To be done:
Omit the pictures from the entries below and retype everything else exactly.

Available data:
----------------

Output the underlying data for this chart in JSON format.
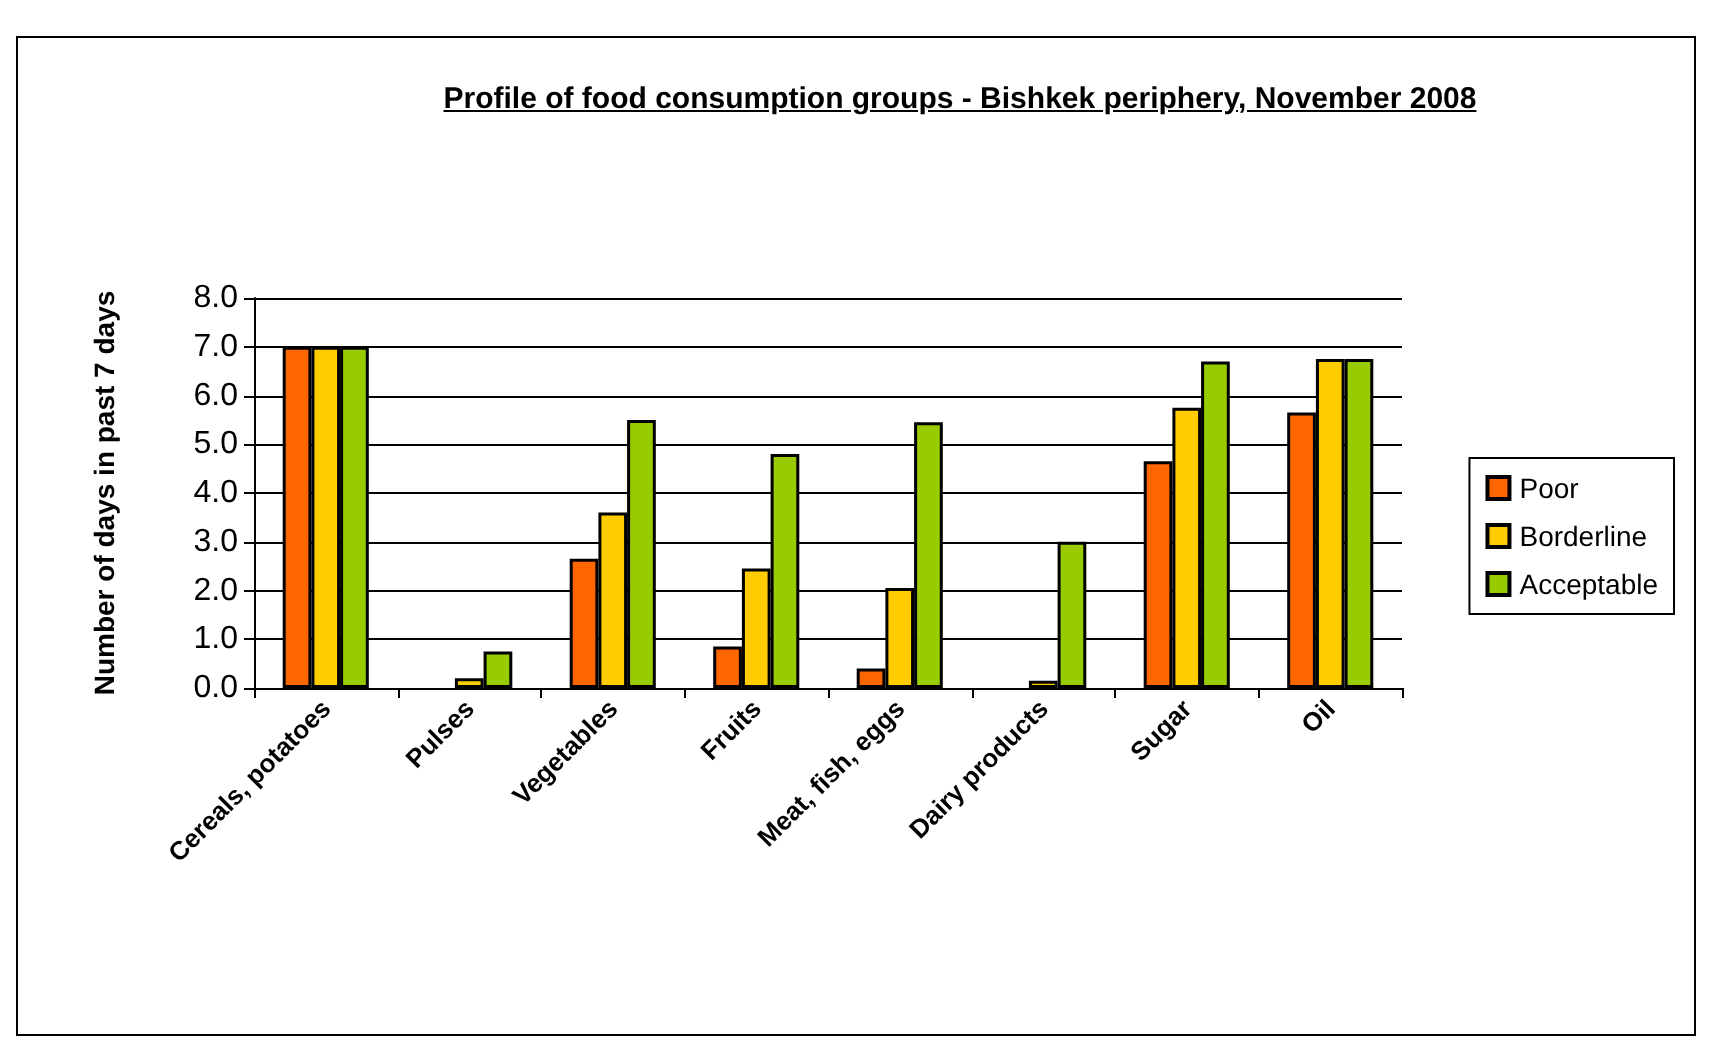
{
  "chart_data": {
    "type": "bar",
    "title": "Profile of food consumption groups - Bishkek periphery, November 2008",
    "ylabel": "Number of days in past 7 days",
    "categories": [
      "Cereals, potatoes",
      "Pulses",
      "Vegetables",
      "Fruits",
      "Meat, fish, eggs",
      "Dairy products",
      "Sugar",
      "Oil"
    ],
    "series": [
      {
        "name": "Poor",
        "color": "#ff6600",
        "values": [
          7.0,
          0,
          2.65,
          0.85,
          0.4,
          0,
          4.65,
          5.65
        ]
      },
      {
        "name": "Borderline",
        "color": "#ffcc00",
        "values": [
          7.0,
          0.2,
          3.6,
          2.45,
          2.05,
          0.15,
          5.75,
          6.75
        ]
      },
      {
        "name": "Acceptable",
        "color": "#99cc00",
        "values": [
          7.0,
          0.75,
          5.5,
          4.8,
          5.45,
          3.0,
          6.7,
          6.75
        ]
      }
    ],
    "ylim": [
      0,
      8
    ],
    "yticks": [
      {
        "value": 0,
        "label": "0.0"
      },
      {
        "value": 1,
        "label": "1.0"
      },
      {
        "value": 2,
        "label": "2.0"
      },
      {
        "value": 3,
        "label": "3.0"
      },
      {
        "value": 4,
        "label": "4.0"
      },
      {
        "value": 5,
        "label": "5.0"
      },
      {
        "value": 6,
        "label": "6.0"
      },
      {
        "value": 7,
        "label": "7.0"
      },
      {
        "value": 8,
        "label": "8.0"
      }
    ],
    "grid": "y",
    "legend": "right"
  }
}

----------------

Answer for this exercise:
Output the underlying data for this chart in JSON format.
{
  "chart_data": {
    "type": "bar",
    "title": "Profile of food consumption groups - Bishkek periphery, November 2008",
    "ylabel": "Number of days in past 7 days",
    "categories": [
      "Cereals, potatoes",
      "Pulses",
      "Vegetables",
      "Fruits",
      "Meat, fish, eggs",
      "Dairy products",
      "Sugar",
      "Oil"
    ],
    "series": [
      {
        "name": "Poor",
        "color": "#ff6600",
        "values": [
          7.0,
          0,
          2.65,
          0.85,
          0.4,
          0,
          4.65,
          5.65
        ]
      },
      {
        "name": "Borderline",
        "color": "#ffcc00",
        "values": [
          7.0,
          0.2,
          3.6,
          2.45,
          2.05,
          0.15,
          5.75,
          6.75
        ]
      },
      {
        "name": "Acceptable",
        "color": "#99cc00",
        "values": [
          7.0,
          0.75,
          5.5,
          4.8,
          5.45,
          3.0,
          6.7,
          6.75
        ]
      }
    ],
    "ylim": [
      0,
      8
    ],
    "yticks": [
      {
        "value": 0,
        "label": "0.0"
      },
      {
        "value": 1,
        "label": "1.0"
      },
      {
        "value": 2,
        "label": "2.0"
      },
      {
        "value": 3,
        "label": "3.0"
      },
      {
        "value": 4,
        "label": "4.0"
      },
      {
        "value": 5,
        "label": "5.0"
      },
      {
        "value": 6,
        "label": "6.0"
      },
      {
        "value": 7,
        "label": "7.0"
      },
      {
        "value": 8,
        "label": "8.0"
      }
    ],
    "grid": "y",
    "legend": "right"
  }
}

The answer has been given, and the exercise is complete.